-- DATA PROVIDED start --

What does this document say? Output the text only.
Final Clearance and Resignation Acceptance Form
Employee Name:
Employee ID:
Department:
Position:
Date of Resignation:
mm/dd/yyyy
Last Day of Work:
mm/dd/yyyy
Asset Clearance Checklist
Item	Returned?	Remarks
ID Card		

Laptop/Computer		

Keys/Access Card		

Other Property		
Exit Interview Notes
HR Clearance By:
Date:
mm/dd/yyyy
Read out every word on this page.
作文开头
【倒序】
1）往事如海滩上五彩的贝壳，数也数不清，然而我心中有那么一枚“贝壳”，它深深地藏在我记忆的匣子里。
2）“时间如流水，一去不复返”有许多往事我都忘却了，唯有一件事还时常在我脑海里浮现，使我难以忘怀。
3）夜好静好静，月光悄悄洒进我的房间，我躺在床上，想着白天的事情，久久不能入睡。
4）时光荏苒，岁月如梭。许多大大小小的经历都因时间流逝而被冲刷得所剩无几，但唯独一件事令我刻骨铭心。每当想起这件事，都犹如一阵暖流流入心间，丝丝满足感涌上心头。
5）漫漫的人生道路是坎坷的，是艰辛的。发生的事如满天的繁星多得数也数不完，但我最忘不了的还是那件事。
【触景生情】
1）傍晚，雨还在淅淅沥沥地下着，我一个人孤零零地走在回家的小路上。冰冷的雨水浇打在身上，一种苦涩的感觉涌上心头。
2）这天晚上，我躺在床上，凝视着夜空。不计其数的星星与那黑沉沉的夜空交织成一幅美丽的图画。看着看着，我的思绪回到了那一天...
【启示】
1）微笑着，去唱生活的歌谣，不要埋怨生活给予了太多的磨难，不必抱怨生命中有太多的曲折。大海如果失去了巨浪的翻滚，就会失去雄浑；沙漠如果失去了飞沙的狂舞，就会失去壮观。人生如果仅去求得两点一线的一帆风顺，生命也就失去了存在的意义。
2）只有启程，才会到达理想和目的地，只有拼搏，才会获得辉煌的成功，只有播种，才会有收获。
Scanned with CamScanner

-- DATA PROVIDED end --

◆ PROBLEM REQUIREMENTS ◆
Reproduce every line of the material above exactly.

◆ FINAL RESULT ◆
What does this document say? Output the text only.
Final Clearance and Resignation Acceptance Form
Employee Name:
Employee ID:
Department:
Position:
Date of Resignation:
mm/dd/yyyy
Last Day of Work:
mm/dd/yyyy
Asset Clearance Checklist
Item	Returned?	Remarks
ID Card		

Laptop/Computer		

Keys/Access Card		

Other Property		
Exit Interview Notes
HR Clearance By:
Date:
mm/dd/yyyy
Read out every word on this page.
作文开头
【倒序】
1）往事如海滩上五彩的贝壳，数也数不清，然而我心中有那么一枚“贝壳”，它深深地藏在我记忆的匣子里。
2）“时间如流水，一去不复返”有许多往事我都忘却了，唯有一件事还时常在我脑海里浮现，使我难以忘怀。
3）夜好静好静，月光悄悄洒进我的房间，我躺在床上，想着白天的事情，久久不能入睡。
4）时光荏苒，岁月如梭。许多大大小小的经历都因时间流逝而被冲刷得所剩无几，但唯独一件事令我刻骨铭心。每当想起这件事，都犹如一阵暖流流入心间，丝丝满足感涌上心头。
5）漫漫的人生道路是坎坷的，是艰辛的。发生的事如满天的繁星多得数也数不完，但我最忘不了的还是那件事。
【触景生情】
1）傍晚，雨还在淅淅沥沥地下着，我一个人孤零零地走在回家的小路上。冰冷的雨水浇打在身上，一种苦涩的感觉涌上心头。
2）这天晚上，我躺在床上，凝视着夜空。不计其数的星星与那黑沉沉的夜空交织成一幅美丽的图画。看着看着，我的思绪回到了那一天...
【启示】
1）微笑着，去唱生活的歌谣，不要埋怨生活给予了太多的磨难，不必抱怨生命中有太多的曲折。大海如果失去了巨浪的翻滚，就会失去雄浑；沙漠如果失去了飞沙的狂舞，就会失去壮观。人生如果仅去求得两点一线的一帆风顺，生命也就失去了存在的意义。
2）只有启程，才会到达理想和目的地，只有拼搏，才会获得辉煌的成功，只有播种，才会有收获。
Scanned with CamScanner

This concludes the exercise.